◆ WHAT THE EXERCISE ASKS ◆
Scan the records below. List lines holding "writings".

------------------------------------------------

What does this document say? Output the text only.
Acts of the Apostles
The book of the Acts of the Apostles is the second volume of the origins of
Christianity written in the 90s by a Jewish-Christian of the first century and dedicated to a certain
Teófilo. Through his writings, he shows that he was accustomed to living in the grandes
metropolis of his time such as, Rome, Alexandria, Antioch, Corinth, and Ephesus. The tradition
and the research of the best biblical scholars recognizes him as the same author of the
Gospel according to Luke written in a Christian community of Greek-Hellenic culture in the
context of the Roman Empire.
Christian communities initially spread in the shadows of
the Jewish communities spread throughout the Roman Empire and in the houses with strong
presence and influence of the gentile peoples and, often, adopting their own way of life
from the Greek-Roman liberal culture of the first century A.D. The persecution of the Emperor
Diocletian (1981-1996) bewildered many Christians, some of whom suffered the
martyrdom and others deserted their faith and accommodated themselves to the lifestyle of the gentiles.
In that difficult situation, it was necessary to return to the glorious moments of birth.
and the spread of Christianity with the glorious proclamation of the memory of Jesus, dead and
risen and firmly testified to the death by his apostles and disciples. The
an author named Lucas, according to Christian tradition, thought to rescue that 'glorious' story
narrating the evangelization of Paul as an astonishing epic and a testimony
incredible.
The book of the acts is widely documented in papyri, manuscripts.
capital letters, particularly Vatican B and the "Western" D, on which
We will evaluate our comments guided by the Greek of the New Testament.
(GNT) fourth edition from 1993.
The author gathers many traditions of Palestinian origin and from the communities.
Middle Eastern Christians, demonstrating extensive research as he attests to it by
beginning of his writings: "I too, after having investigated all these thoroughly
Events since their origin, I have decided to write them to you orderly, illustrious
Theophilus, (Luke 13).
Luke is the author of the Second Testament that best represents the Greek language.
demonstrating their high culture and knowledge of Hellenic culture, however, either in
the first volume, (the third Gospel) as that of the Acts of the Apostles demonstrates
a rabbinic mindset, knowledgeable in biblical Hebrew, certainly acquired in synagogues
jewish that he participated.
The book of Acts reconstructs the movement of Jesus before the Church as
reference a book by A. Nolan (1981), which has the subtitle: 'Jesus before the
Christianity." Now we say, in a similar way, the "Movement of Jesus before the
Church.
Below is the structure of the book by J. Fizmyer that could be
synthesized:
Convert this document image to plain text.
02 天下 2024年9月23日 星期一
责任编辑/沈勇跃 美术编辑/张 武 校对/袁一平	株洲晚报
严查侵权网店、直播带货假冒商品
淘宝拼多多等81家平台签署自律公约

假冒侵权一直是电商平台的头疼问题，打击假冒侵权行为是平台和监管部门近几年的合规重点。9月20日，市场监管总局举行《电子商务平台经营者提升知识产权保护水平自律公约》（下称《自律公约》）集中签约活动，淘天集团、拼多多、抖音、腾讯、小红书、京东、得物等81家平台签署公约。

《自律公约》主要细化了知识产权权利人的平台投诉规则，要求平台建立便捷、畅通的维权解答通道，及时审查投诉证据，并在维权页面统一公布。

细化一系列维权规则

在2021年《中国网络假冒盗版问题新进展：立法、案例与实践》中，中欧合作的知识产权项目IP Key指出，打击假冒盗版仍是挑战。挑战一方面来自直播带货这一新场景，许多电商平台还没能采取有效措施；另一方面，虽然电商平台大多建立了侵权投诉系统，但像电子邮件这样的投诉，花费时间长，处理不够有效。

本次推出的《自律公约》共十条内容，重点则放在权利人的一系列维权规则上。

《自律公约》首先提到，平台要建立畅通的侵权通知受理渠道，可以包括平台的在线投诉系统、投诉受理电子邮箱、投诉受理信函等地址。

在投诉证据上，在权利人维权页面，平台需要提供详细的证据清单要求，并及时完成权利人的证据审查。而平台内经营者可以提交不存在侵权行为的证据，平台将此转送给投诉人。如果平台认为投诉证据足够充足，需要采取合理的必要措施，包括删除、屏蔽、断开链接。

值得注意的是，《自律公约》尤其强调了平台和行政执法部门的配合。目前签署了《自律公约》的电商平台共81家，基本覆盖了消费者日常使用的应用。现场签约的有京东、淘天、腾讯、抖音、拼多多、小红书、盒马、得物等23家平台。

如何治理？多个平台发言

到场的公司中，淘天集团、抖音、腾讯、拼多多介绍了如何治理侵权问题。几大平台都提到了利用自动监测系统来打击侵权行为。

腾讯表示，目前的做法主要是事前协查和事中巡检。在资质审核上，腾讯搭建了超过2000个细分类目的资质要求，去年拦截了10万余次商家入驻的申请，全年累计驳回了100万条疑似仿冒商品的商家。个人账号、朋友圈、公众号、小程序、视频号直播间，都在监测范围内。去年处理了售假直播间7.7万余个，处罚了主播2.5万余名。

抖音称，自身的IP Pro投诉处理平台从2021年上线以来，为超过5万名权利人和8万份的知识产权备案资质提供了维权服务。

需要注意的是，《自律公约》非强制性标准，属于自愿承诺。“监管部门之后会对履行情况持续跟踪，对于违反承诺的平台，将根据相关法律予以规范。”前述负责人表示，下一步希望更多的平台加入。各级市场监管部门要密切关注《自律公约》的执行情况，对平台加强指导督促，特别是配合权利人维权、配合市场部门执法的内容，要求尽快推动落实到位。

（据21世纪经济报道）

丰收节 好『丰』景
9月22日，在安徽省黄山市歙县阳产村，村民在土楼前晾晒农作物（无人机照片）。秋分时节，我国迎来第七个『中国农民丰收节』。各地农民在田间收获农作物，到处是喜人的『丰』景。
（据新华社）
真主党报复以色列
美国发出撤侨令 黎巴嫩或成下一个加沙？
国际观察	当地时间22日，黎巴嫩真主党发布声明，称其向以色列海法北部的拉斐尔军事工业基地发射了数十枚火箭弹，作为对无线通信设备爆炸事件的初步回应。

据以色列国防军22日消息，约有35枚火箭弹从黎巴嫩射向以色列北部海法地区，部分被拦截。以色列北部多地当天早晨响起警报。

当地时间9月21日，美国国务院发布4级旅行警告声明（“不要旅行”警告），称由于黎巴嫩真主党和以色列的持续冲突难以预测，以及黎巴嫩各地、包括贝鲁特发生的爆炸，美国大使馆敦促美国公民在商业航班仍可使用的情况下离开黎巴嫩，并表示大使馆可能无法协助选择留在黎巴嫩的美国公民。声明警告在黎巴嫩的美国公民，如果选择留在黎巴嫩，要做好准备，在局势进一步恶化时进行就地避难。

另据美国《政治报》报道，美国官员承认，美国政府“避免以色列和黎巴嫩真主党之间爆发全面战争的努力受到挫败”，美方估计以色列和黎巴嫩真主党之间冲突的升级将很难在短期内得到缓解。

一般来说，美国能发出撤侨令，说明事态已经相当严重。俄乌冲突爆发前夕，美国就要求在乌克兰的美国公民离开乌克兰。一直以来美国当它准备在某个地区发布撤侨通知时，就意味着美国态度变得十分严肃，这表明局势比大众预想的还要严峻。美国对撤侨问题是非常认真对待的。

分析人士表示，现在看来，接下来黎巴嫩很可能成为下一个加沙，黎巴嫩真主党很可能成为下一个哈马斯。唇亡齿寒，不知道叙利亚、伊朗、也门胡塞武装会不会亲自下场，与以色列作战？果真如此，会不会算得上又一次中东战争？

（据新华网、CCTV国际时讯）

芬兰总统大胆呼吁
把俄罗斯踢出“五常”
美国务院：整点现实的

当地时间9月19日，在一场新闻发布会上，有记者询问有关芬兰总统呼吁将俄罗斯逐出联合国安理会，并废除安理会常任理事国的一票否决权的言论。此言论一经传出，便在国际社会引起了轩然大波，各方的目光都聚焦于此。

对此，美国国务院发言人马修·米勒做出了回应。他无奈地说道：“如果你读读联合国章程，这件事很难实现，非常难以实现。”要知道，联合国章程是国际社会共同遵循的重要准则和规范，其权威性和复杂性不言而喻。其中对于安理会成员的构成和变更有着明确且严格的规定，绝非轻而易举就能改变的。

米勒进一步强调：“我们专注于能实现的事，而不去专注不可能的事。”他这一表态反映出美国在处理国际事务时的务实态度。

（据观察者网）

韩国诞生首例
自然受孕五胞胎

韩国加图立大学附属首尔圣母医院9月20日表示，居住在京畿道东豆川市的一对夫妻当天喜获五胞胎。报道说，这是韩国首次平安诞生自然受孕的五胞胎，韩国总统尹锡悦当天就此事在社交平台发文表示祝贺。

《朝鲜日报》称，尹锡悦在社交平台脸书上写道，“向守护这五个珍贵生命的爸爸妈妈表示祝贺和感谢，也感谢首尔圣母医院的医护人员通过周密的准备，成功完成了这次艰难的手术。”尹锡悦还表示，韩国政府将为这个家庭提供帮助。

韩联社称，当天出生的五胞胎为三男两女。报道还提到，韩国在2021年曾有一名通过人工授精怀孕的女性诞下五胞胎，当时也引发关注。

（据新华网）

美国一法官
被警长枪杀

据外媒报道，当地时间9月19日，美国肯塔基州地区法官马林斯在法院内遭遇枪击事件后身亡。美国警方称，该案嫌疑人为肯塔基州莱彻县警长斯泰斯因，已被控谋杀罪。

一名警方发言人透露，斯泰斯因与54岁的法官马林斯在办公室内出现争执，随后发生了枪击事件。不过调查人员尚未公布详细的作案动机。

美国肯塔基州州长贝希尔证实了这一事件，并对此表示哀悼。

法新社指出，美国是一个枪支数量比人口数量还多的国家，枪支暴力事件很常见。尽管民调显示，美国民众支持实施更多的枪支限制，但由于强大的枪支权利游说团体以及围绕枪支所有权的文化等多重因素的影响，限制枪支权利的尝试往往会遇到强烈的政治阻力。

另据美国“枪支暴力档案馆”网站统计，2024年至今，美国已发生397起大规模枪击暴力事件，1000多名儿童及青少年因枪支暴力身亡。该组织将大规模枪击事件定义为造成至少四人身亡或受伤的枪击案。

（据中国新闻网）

------------------------------------------------

◆ TASK ANSWER ◆
Teófilo. Through his writings, he shows that he was accustomed to living in the grandes
beginning of his writings: "I too, after having investigated all these thoroughly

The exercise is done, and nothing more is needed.